═════ Entries provided

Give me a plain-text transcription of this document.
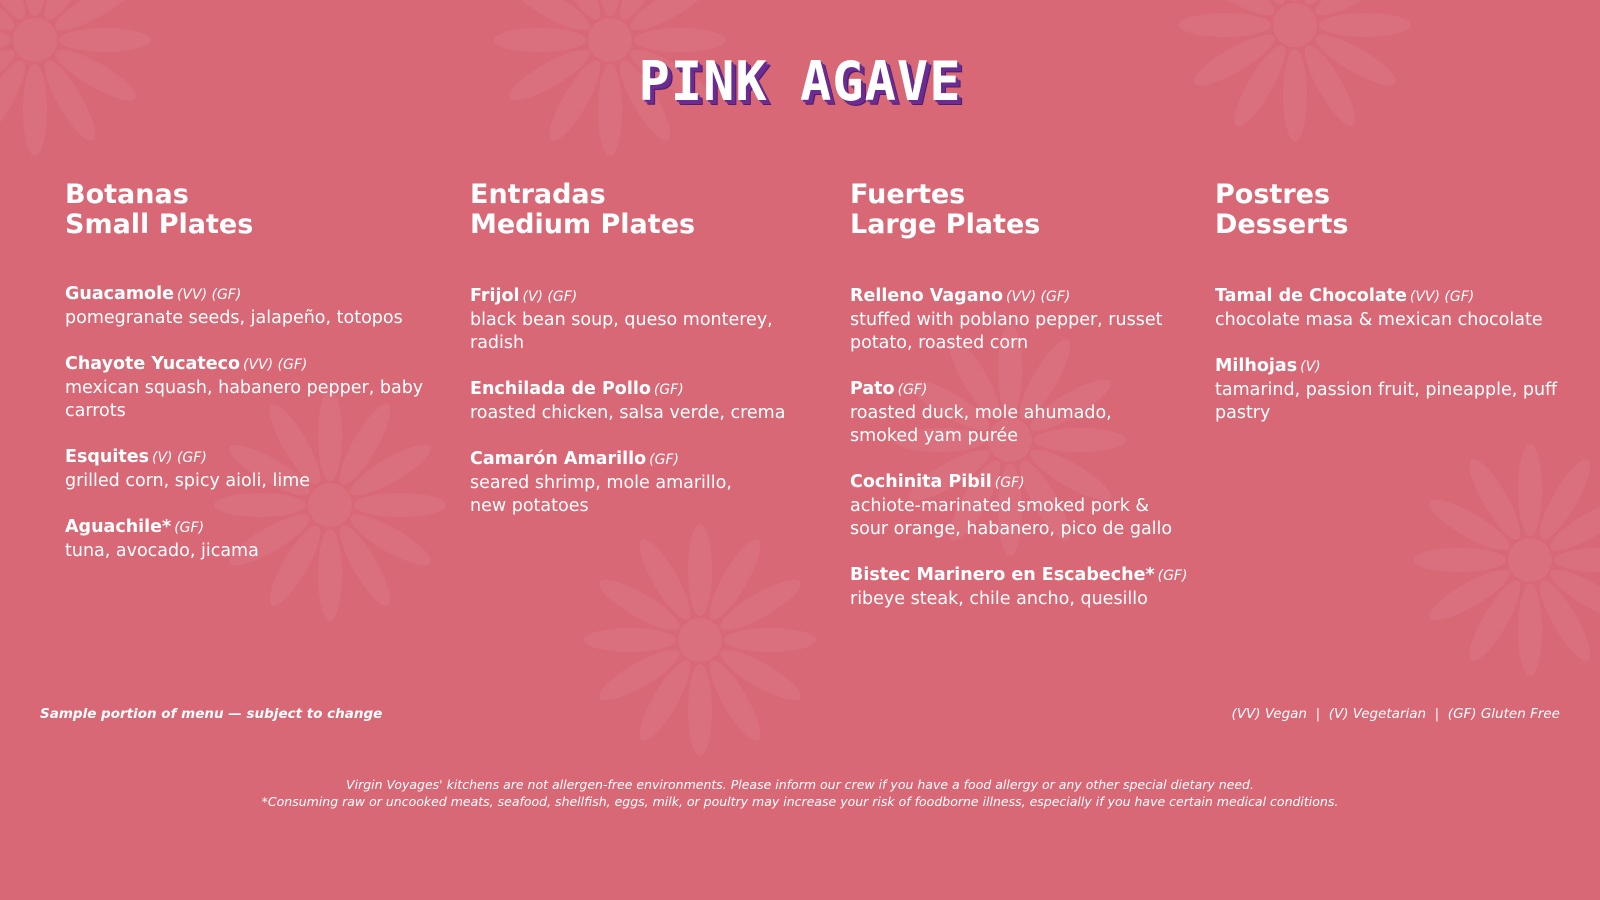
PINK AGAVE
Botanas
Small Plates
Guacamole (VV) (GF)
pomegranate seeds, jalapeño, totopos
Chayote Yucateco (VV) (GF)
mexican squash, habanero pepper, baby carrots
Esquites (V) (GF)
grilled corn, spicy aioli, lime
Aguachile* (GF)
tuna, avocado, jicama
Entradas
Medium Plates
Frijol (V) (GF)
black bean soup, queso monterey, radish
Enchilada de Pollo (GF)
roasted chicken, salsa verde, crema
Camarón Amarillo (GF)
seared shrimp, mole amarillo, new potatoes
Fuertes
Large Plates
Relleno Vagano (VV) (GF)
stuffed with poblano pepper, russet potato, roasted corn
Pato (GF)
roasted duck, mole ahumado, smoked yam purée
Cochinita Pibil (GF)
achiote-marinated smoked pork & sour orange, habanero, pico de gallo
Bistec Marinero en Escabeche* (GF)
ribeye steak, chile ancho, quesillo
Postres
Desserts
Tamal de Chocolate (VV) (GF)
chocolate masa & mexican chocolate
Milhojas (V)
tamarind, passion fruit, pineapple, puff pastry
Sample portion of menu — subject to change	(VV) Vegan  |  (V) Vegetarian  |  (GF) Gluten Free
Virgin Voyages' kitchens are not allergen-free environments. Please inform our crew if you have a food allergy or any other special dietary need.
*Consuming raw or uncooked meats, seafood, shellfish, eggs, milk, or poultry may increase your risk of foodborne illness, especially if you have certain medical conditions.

══════════
═════ Entries provided

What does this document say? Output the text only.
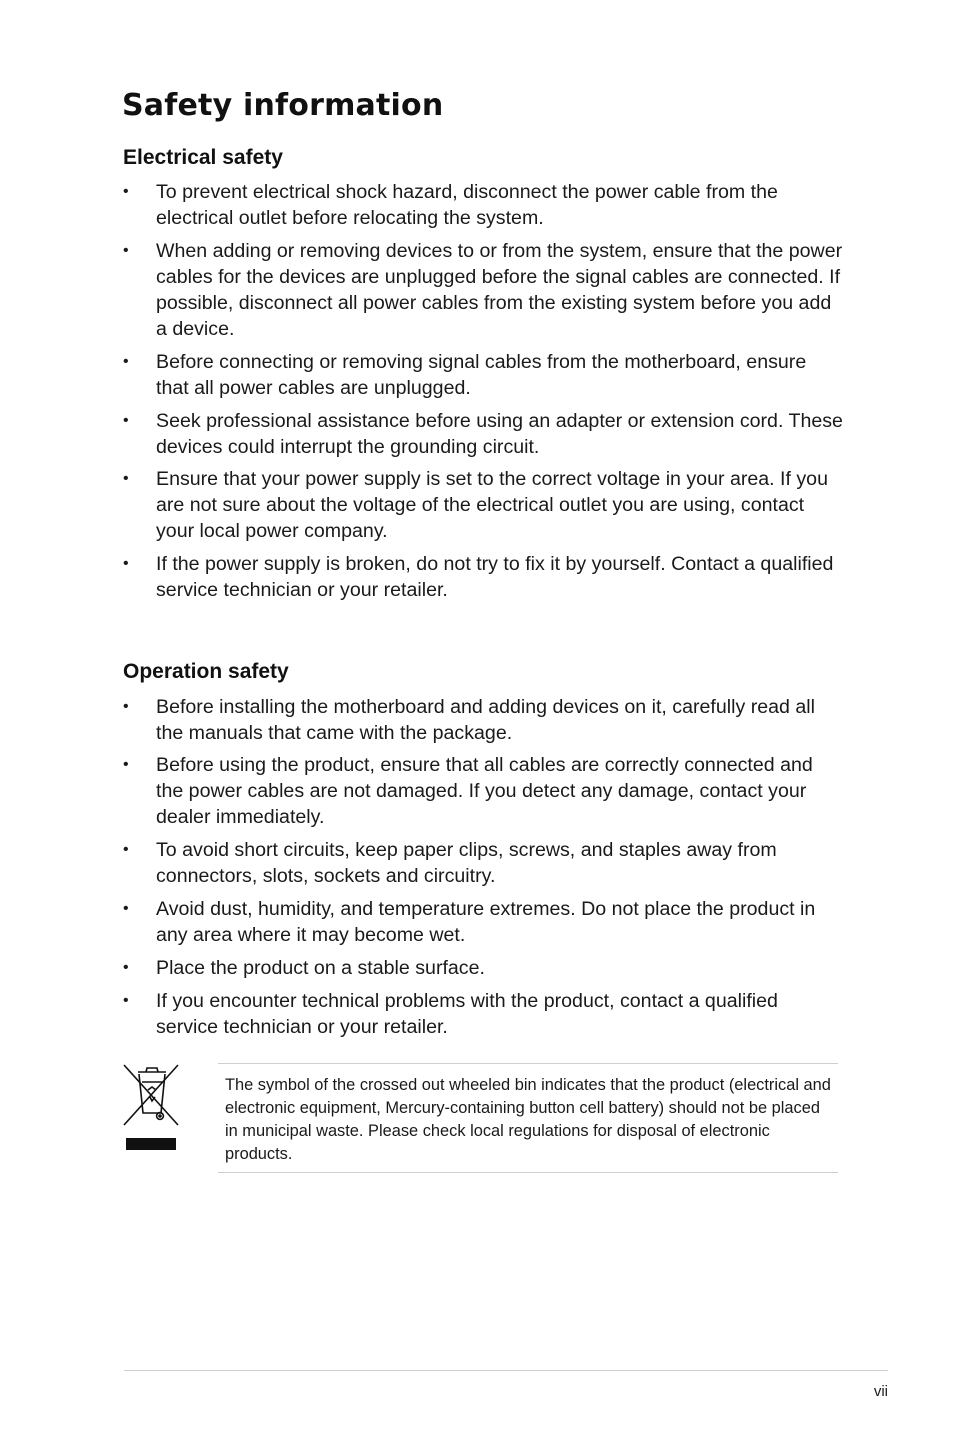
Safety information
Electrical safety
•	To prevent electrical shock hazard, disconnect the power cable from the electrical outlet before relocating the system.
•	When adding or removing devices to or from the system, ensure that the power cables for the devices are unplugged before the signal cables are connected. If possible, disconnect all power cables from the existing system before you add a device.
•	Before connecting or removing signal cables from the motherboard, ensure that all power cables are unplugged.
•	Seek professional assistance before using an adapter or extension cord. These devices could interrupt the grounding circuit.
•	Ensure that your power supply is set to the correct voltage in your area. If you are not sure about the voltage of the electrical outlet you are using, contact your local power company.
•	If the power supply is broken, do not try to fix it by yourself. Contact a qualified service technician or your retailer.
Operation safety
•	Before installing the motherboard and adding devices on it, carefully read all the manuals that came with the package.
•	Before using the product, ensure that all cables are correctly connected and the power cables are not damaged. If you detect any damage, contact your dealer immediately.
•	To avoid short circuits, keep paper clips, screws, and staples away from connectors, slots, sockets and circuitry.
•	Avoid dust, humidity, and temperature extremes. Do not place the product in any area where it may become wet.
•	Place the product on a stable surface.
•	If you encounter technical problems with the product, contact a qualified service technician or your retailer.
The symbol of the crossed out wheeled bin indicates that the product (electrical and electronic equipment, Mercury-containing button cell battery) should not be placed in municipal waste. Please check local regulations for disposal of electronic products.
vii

══════════

Required work:
Scan the records for the string "cables". Copy each line in which it appears.

The reply:
•	When adding or removing devices to or from the system, ensure that the power cables for the devices are unplugged before the signal cables are connected. If possible, disconnect all power cables from the existing system before you add a device.
•	Before connecting or removing signal cables from the motherboard, ensure that all power cables are unplugged.
•	Before using the product, ensure that all cables are correctly connected and the power cables are not damaged. If you detect any damage, contact your dealer immediately.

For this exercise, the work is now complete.